(PROBLEM TO SOLVE): Reproduce each line, exactly, from the one containing "Convert this screenshot" through the end of the material. Exclude pictures.

## start

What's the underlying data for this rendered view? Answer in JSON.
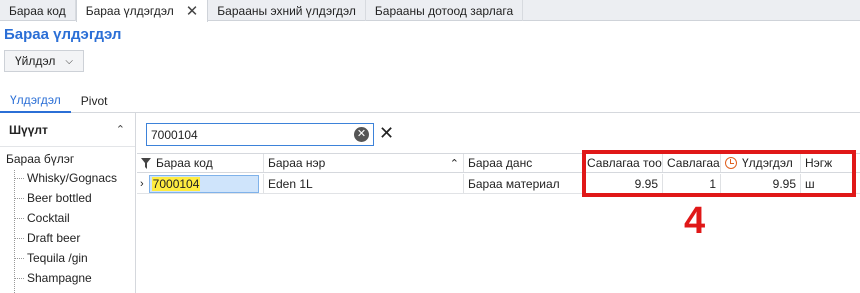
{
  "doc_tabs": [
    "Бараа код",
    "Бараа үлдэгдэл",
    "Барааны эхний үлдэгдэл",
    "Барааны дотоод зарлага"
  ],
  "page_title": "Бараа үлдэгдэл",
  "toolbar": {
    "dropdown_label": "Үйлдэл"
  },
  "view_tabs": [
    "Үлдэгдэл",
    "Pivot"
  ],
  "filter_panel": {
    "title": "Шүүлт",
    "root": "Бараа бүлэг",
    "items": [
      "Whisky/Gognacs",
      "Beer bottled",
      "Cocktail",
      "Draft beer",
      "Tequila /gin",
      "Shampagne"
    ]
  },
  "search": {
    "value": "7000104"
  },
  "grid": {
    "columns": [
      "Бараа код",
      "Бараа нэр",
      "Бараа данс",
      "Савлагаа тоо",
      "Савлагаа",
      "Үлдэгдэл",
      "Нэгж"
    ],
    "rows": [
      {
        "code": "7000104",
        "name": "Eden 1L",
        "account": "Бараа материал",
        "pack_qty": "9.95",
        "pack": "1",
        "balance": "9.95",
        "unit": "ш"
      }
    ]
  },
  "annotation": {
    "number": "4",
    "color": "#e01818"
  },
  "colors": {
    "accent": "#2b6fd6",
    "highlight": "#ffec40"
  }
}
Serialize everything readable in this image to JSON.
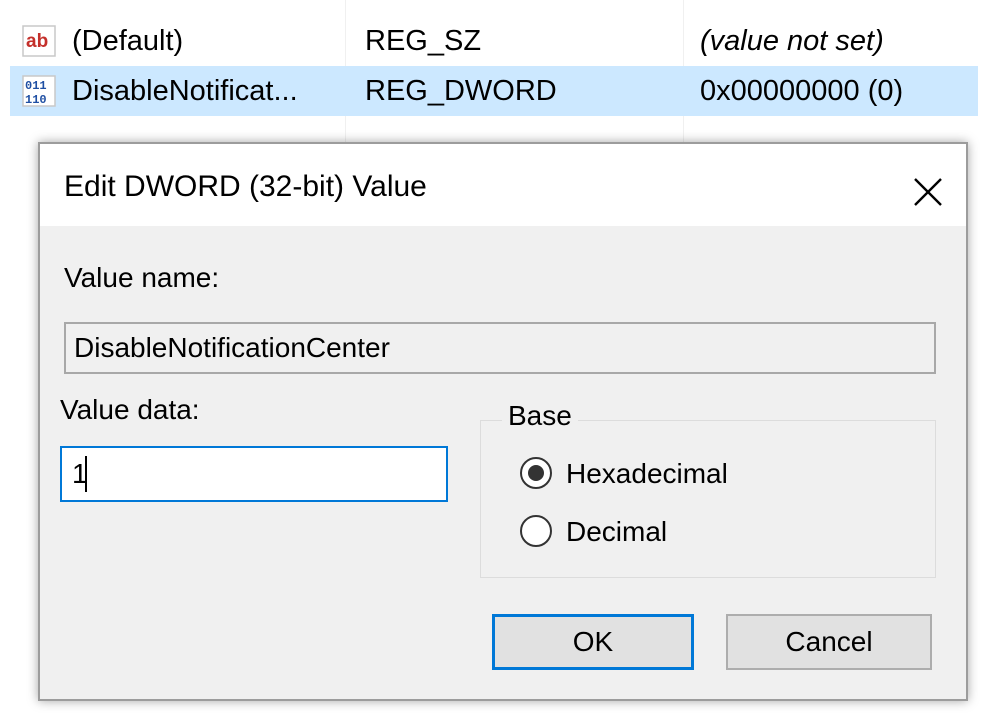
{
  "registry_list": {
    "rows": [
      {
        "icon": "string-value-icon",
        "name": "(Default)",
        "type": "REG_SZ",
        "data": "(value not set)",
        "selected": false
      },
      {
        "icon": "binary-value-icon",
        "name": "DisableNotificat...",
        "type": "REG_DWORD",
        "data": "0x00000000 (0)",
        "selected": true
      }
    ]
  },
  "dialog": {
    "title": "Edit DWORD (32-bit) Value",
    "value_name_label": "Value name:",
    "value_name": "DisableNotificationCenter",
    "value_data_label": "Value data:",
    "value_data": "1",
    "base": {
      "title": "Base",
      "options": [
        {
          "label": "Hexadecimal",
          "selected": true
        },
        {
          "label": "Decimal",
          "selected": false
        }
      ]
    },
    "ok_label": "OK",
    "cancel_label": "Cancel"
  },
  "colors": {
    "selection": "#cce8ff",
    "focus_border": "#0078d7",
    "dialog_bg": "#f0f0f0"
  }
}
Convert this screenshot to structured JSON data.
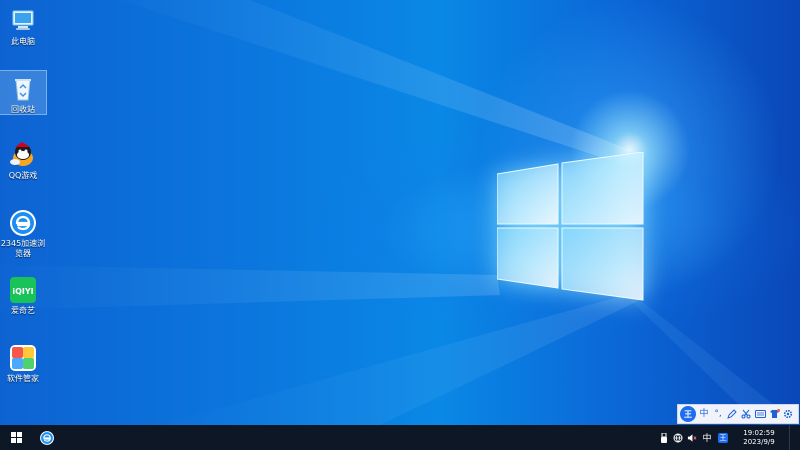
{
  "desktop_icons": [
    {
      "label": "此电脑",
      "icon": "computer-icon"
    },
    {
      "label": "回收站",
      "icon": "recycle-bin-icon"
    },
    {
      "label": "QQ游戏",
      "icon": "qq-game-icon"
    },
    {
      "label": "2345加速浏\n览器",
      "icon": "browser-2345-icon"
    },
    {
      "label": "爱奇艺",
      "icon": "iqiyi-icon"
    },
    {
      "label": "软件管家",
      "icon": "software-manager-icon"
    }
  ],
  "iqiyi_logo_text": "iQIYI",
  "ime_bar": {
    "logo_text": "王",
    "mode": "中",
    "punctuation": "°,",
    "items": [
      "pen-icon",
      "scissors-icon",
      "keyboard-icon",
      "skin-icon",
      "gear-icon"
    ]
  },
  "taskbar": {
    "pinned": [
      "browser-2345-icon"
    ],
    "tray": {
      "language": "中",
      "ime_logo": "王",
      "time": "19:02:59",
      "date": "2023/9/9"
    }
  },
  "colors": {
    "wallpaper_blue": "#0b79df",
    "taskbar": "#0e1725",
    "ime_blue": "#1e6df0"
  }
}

## end

(RESPONSE TO THE TASK):
Convert this screenshot to structured JSON data.
{
  "desktop_icons": [
    {
      "label": "此电脑",
      "icon": "computer-icon"
    },
    {
      "label": "回收站",
      "icon": "recycle-bin-icon"
    },
    {
      "label": "QQ游戏",
      "icon": "qq-game-icon"
    },
    {
      "label": "2345加速浏\n览器",
      "icon": "browser-2345-icon"
    },
    {
      "label": "爱奇艺",
      "icon": "iqiyi-icon"
    },
    {
      "label": "软件管家",
      "icon": "software-manager-icon"
    }
  ],
  "iqiyi_logo_text": "iQIYI",
  "ime_bar": {
    "logo_text": "王",
    "mode": "中",
    "punctuation": "°,",
    "items": [
      "pen-icon",
      "scissors-icon",
      "keyboard-icon",
      "skin-icon",
      "gear-icon"
    ]
  },
  "taskbar": {
    "pinned": [
      "browser-2345-icon"
    ],
    "tray": {
      "language": "中",
      "ime_logo": "王",
      "time": "19:02:59",
      "date": "2023/9/9"
    }
  },
  "colors": {
    "wallpaper_blue": "#0b79df",
    "taskbar": "#0e1725",
    "ime_blue": "#1e6df0"
  }
}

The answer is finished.